Work to complete>
Locate all lines with the word "name" and copy them out.

Stored data>
=====

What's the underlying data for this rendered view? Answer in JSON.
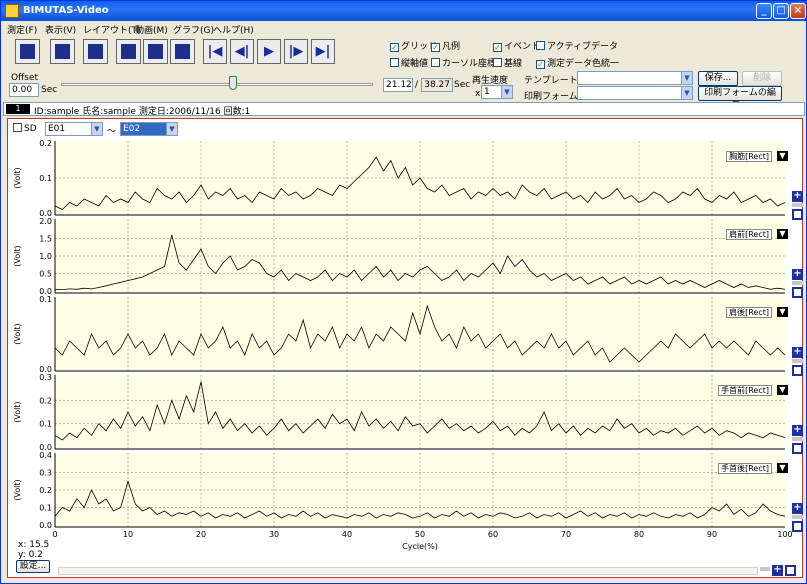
{
  "window": {
    "title": "BIMUTAS-Video"
  },
  "menu": [
    "測定(F)",
    "表示(V)",
    "レイアウト(T)",
    "動画(M)",
    "グラフ(G)",
    "ヘルプ(H)"
  ],
  "toolbar": {
    "tools": [
      "open-file-icon",
      "folder-icon",
      "print-icon",
      "edit-icon",
      "graph-icon",
      "grid-graph-icon"
    ],
    "nav": [
      "first-icon",
      "prev-icon",
      "play-icon",
      "next-icon",
      "last-icon"
    ]
  },
  "options": {
    "grid": "グリッド",
    "legend": "凡例",
    "event": "イベント",
    "active_data": "アクティブデータ",
    "vertical_value": "縦軸値",
    "cursor_coord": "カーソル座標",
    "baseline": "基線",
    "unify_color": "測定データ色統一"
  },
  "offset": {
    "label": "Offset",
    "value": "0.00",
    "unit": "Sec"
  },
  "time": {
    "current": "21.12",
    "sep": "/",
    "total": "38.27",
    "unit": "Sec"
  },
  "playback": {
    "label": "再生速度",
    "prefix": "x",
    "value": "1"
  },
  "slider": {
    "position": 0.55
  },
  "template": {
    "label": "テンプレート:",
    "save": "保存...",
    "delete": "削除"
  },
  "printform": {
    "label": "印刷フォーム:",
    "edit": "印刷フォームの編集..."
  },
  "info": {
    "number": "1",
    "text": "ID:sample 氏名:sample 測定日:2006/11/16 回数:1"
  },
  "selector": {
    "sd": "SD",
    "from": "E01",
    "tilde": "〜",
    "to": "E02"
  },
  "cursor_readout": {
    "x_label": "x:",
    "x_value": "15.5",
    "y_label": "y:",
    "y_value": "0.2",
    "settings": "設定..."
  },
  "chart_data": {
    "type": "line",
    "xlabel": "Cycle(%)",
    "xlim": [
      0,
      100
    ],
    "xticks": [
      0,
      10,
      20,
      30,
      40,
      50,
      60,
      70,
      80,
      90,
      100
    ],
    "grid": true,
    "panels": [
      {
        "name": "胸筋[Rect]",
        "ylabel": "(Volt)",
        "ylim": [
          0,
          0.2
        ],
        "yticks": [
          "0.0",
          "0.1",
          "0.2"
        ],
        "values": [
          0.02,
          0.01,
          0.03,
          0.02,
          0.04,
          0.03,
          0.02,
          0.05,
          0.03,
          0.04,
          0.03,
          0.06,
          0.04,
          0.03,
          0.07,
          0.05,
          0.04,
          0.06,
          0.03,
          0.05,
          0.08,
          0.04,
          0.06,
          0.05,
          0.07,
          0.04,
          0.05,
          0.03,
          0.06,
          0.05,
          0.04,
          0.07,
          0.05,
          0.06,
          0.04,
          0.05,
          0.07,
          0.06,
          0.05,
          0.08,
          0.07,
          0.09,
          0.11,
          0.13,
          0.16,
          0.12,
          0.15,
          0.1,
          0.13,
          0.08,
          0.1,
          0.07,
          0.06,
          0.08,
          0.05,
          0.06,
          0.07,
          0.04,
          0.06,
          0.05,
          0.07,
          0.05,
          0.06,
          0.04,
          0.08,
          0.06,
          0.05,
          0.07,
          0.04,
          0.05,
          0.06,
          0.04,
          0.05,
          0.03,
          0.06,
          0.04,
          0.05,
          0.07,
          0.04,
          0.05,
          0.03,
          0.04,
          0.06,
          0.05,
          0.03,
          0.04,
          0.06,
          0.05,
          0.07,
          0.04,
          0.03,
          0.05,
          0.04,
          0.06,
          0.03,
          0.04,
          0.05,
          0.03,
          0.04,
          0.02,
          0.03
        ]
      },
      {
        "name": "肩前[Rect]",
        "ylabel": "(Volt)",
        "ylim": [
          0,
          2.0
        ],
        "yticks": [
          "0.0",
          "0.5",
          "1.0",
          "1.5",
          "2.0"
        ],
        "values": [
          0.05,
          0.04,
          0.06,
          0.05,
          0.08,
          0.06,
          0.1,
          0.15,
          0.2,
          0.25,
          0.3,
          0.35,
          0.4,
          0.5,
          0.6,
          0.7,
          1.6,
          0.8,
          0.6,
          0.9,
          1.2,
          0.7,
          0.5,
          0.8,
          1.0,
          0.6,
          0.7,
          0.9,
          0.8,
          0.5,
          0.4,
          0.6,
          0.3,
          0.5,
          0.4,
          0.3,
          0.4,
          0.6,
          0.3,
          0.5,
          0.4,
          0.6,
          0.3,
          0.5,
          0.7,
          0.4,
          0.6,
          0.3,
          0.5,
          0.4,
          0.6,
          0.7,
          0.5,
          0.3,
          0.4,
          0.6,
          0.3,
          0.5,
          0.4,
          0.6,
          0.8,
          0.5,
          1.0,
          0.7,
          0.9,
          0.6,
          0.4,
          0.5,
          0.3,
          0.4,
          0.5,
          0.3,
          0.4,
          0.2,
          0.3,
          0.4,
          0.2,
          0.3,
          0.4,
          0.2,
          0.3,
          0.2,
          0.3,
          0.4,
          0.2,
          0.3,
          0.2,
          0.3,
          0.2,
          0.1,
          0.2,
          0.3,
          0.2,
          0.1,
          0.2,
          0.1,
          0.15,
          0.1,
          0.05,
          0.08,
          0.05
        ]
      },
      {
        "name": "肩後[Rect]",
        "ylabel": "(Volt)",
        "ylim": [
          0,
          0.1
        ],
        "yticks": [
          "0.0",
          "0.1"
        ],
        "values": [
          0.03,
          0.02,
          0.04,
          0.03,
          0.02,
          0.05,
          0.03,
          0.04,
          0.02,
          0.03,
          0.05,
          0.03,
          0.04,
          0.02,
          0.03,
          0.05,
          0.02,
          0.04,
          0.03,
          0.02,
          0.05,
          0.03,
          0.04,
          0.06,
          0.03,
          0.04,
          0.02,
          0.05,
          0.03,
          0.04,
          0.02,
          0.03,
          0.05,
          0.04,
          0.07,
          0.03,
          0.05,
          0.04,
          0.06,
          0.03,
          0.05,
          0.04,
          0.06,
          0.03,
          0.05,
          0.04,
          0.06,
          0.05,
          0.04,
          0.08,
          0.05,
          0.09,
          0.06,
          0.04,
          0.05,
          0.03,
          0.06,
          0.04,
          0.05,
          0.03,
          0.04,
          0.05,
          0.03,
          0.04,
          0.02,
          0.03,
          0.04,
          0.03,
          0.05,
          0.03,
          0.04,
          0.02,
          0.03,
          0.04,
          0.02,
          0.03,
          0.01,
          0.02,
          0.03,
          0.02,
          0.01,
          0.02,
          0.03,
          0.04,
          0.03,
          0.05,
          0.04,
          0.03,
          0.04,
          0.05,
          0.03,
          0.04,
          0.03,
          0.04,
          0.03,
          0.02,
          0.04,
          0.03,
          0.02,
          0.03,
          0.02
        ]
      },
      {
        "name": "手首前[Rect]",
        "ylabel": "(Volt)",
        "ylim": [
          0,
          0.3
        ],
        "yticks": [
          "0.0",
          "0.1",
          "0.2",
          "0.3"
        ],
        "values": [
          0.05,
          0.03,
          0.06,
          0.04,
          0.08,
          0.05,
          0.1,
          0.07,
          0.12,
          0.08,
          0.15,
          0.09,
          0.13,
          0.07,
          0.18,
          0.1,
          0.2,
          0.12,
          0.22,
          0.15,
          0.28,
          0.1,
          0.15,
          0.08,
          0.12,
          0.07,
          0.1,
          0.06,
          0.09,
          0.05,
          0.08,
          0.12,
          0.07,
          0.1,
          0.06,
          0.09,
          0.12,
          0.08,
          0.14,
          0.1,
          0.12,
          0.07,
          0.15,
          0.09,
          0.12,
          0.08,
          0.11,
          0.07,
          0.13,
          0.09,
          0.1,
          0.06,
          0.09,
          0.12,
          0.08,
          0.1,
          0.07,
          0.09,
          0.06,
          0.08,
          0.11,
          0.07,
          0.09,
          0.05,
          0.08,
          0.06,
          0.09,
          0.15,
          0.07,
          0.1,
          0.06,
          0.09,
          0.05,
          0.08,
          0.06,
          0.09,
          0.07,
          0.12,
          0.08,
          0.1,
          0.06,
          0.08,
          0.05,
          0.07,
          0.06,
          0.08,
          0.05,
          0.07,
          0.09,
          0.06,
          0.08,
          0.05,
          0.07,
          0.06,
          0.04,
          0.06,
          0.05,
          0.04,
          0.06,
          0.05,
          0.04
        ]
      },
      {
        "name": "手首後[Rect]",
        "ylabel": "(Volt)",
        "ylim": [
          0,
          0.4
        ],
        "yticks": [
          "0.0",
          "0.1",
          "0.2",
          "0.3",
          "0.4"
        ],
        "values": [
          0.05,
          0.1,
          0.08,
          0.15,
          0.1,
          0.2,
          0.12,
          0.15,
          0.08,
          0.1,
          0.25,
          0.12,
          0.08,
          0.1,
          0.06,
          0.08,
          0.05,
          0.07,
          0.06,
          0.08,
          0.05,
          0.07,
          0.04,
          0.06,
          0.05,
          0.07,
          0.04,
          0.06,
          0.08,
          0.05,
          0.07,
          0.04,
          0.06,
          0.05,
          0.08,
          0.05,
          0.07,
          0.04,
          0.06,
          0.05,
          0.04,
          0.06,
          0.05,
          0.07,
          0.04,
          0.06,
          0.05,
          0.07,
          0.06,
          0.04,
          0.05,
          0.07,
          0.04,
          0.06,
          0.05,
          0.08,
          0.05,
          0.07,
          0.04,
          0.06,
          0.05,
          0.07,
          0.06,
          0.04,
          0.05,
          0.07,
          0.04,
          0.06,
          0.05,
          0.07,
          0.04,
          0.06,
          0.08,
          0.05,
          0.07,
          0.04,
          0.06,
          0.05,
          0.07,
          0.04,
          0.06,
          0.05,
          0.07,
          0.05,
          0.04,
          0.06,
          0.05,
          0.07,
          0.04,
          0.06,
          0.1,
          0.08,
          0.12,
          0.06,
          0.09,
          0.05,
          0.07,
          0.12,
          0.08,
          0.06,
          0.05
        ]
      }
    ]
  }
}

=====

The result>
        "name": "胸筋[Rect]",
        "name": "肩前[Rect]",
        "name": "肩後[Rect]",
        "name": "手首前[Rect]",
        "name": "手首後[Rect]",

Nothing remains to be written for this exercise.